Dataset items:
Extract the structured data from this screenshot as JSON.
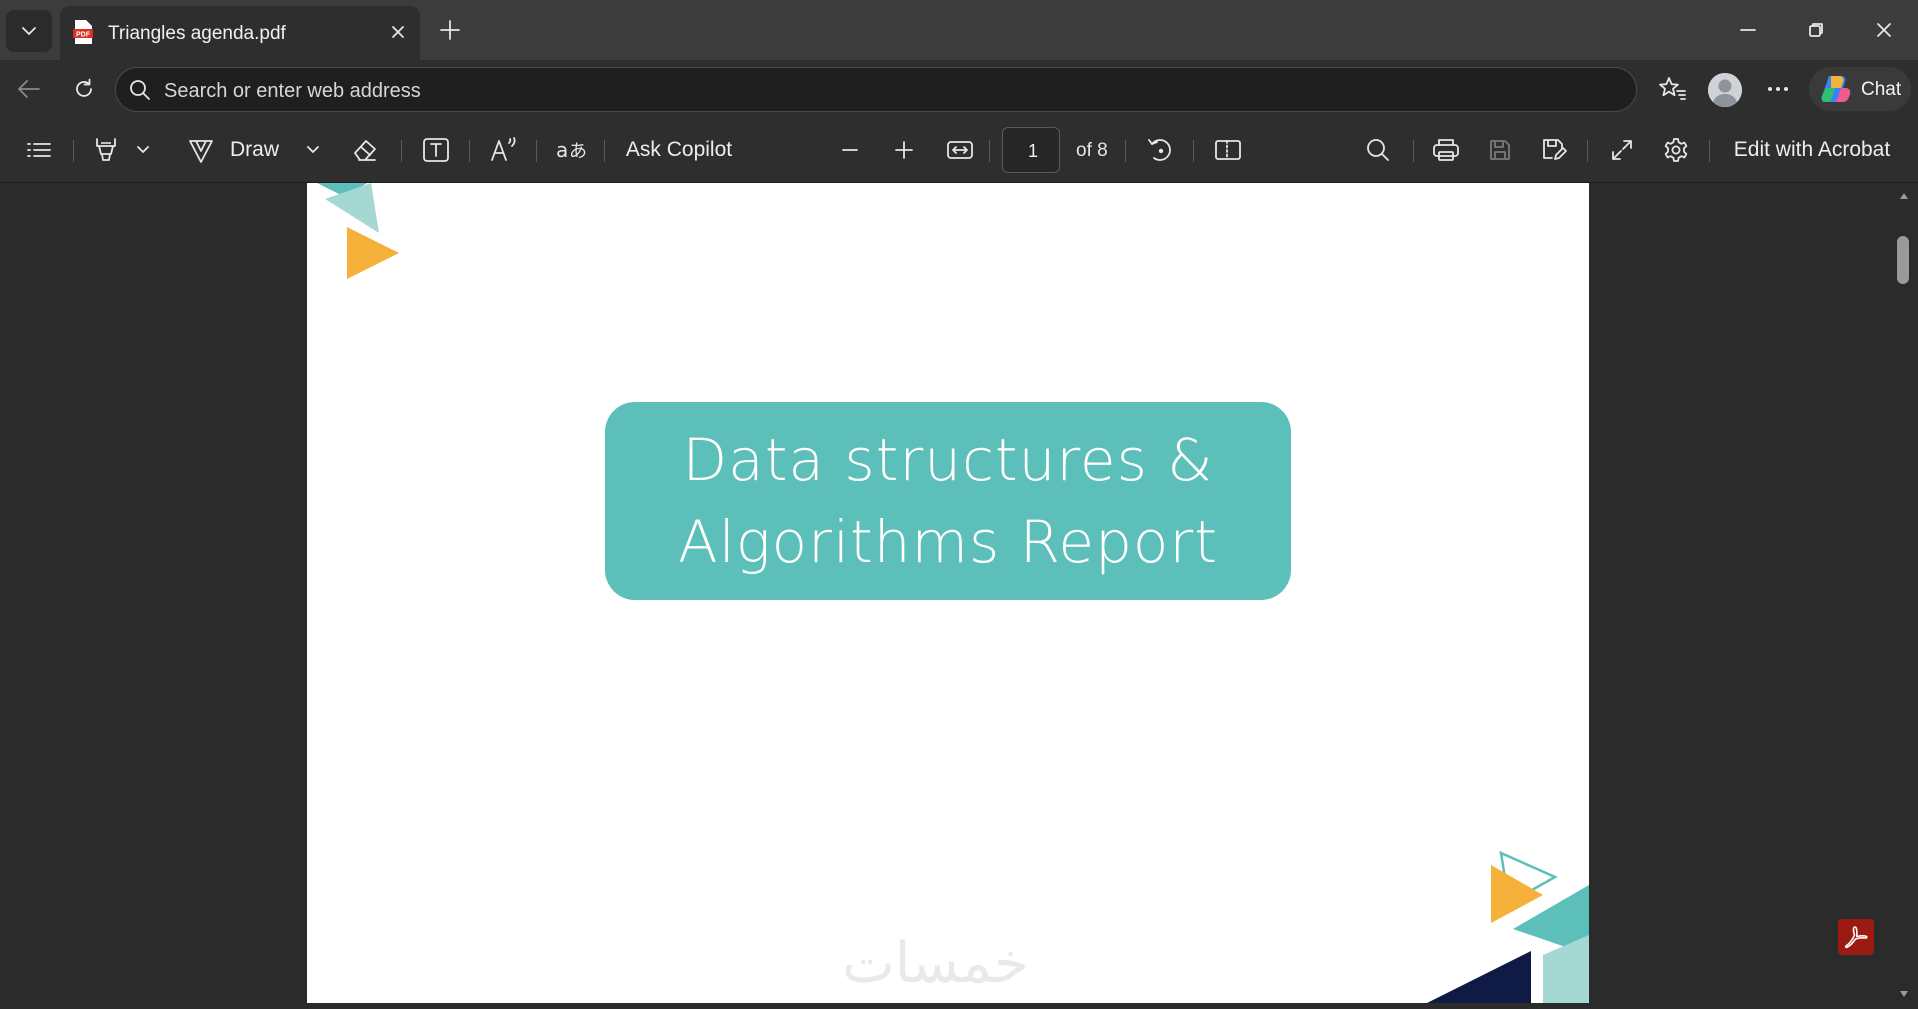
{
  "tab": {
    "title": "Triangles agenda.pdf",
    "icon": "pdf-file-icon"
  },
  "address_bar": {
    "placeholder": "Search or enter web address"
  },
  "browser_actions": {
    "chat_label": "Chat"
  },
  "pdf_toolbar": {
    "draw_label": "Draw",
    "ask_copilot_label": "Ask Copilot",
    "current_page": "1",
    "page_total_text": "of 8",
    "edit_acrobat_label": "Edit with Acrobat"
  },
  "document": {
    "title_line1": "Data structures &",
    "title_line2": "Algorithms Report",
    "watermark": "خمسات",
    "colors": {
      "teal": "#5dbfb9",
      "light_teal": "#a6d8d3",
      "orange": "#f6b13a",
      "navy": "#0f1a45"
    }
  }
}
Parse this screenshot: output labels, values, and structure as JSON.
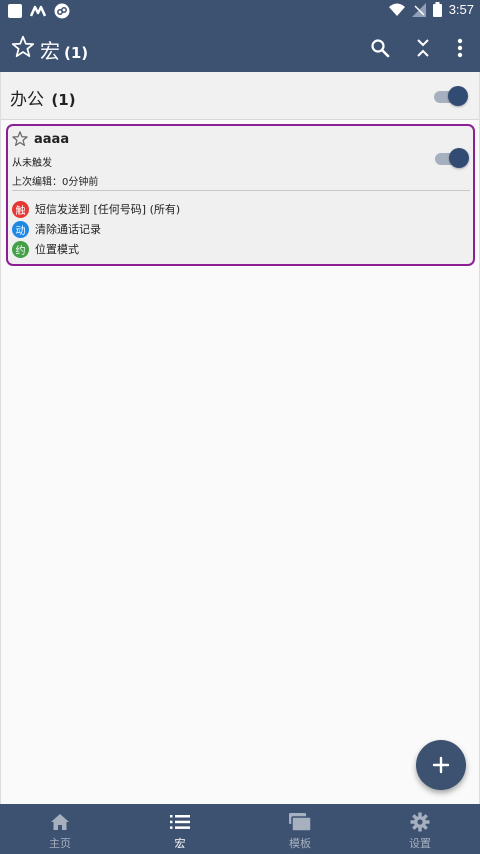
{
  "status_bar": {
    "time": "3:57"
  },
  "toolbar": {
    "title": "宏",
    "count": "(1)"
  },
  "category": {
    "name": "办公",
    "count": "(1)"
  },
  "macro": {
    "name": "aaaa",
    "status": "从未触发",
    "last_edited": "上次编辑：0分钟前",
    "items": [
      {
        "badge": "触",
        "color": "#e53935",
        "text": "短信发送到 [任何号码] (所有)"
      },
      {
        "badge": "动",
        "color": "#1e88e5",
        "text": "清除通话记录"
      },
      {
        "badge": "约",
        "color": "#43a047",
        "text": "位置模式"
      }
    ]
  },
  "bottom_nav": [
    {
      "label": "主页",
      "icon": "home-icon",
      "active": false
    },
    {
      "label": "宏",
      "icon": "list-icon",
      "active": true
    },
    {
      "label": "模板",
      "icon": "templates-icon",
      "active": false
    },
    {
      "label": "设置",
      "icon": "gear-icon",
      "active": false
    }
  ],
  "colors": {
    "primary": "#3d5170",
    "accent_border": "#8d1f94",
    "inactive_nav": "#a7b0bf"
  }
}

GIVEN PROBLEM ▸
Gather all the lines that include the word "icon" and copy them out.

IN RESPONSE ▸
    "icon": "pdf-file-icon"
      "icon": "home-icon",
      "icon": "list-icon",
      "icon": "templates-icon",
      "icon": "gear-icon",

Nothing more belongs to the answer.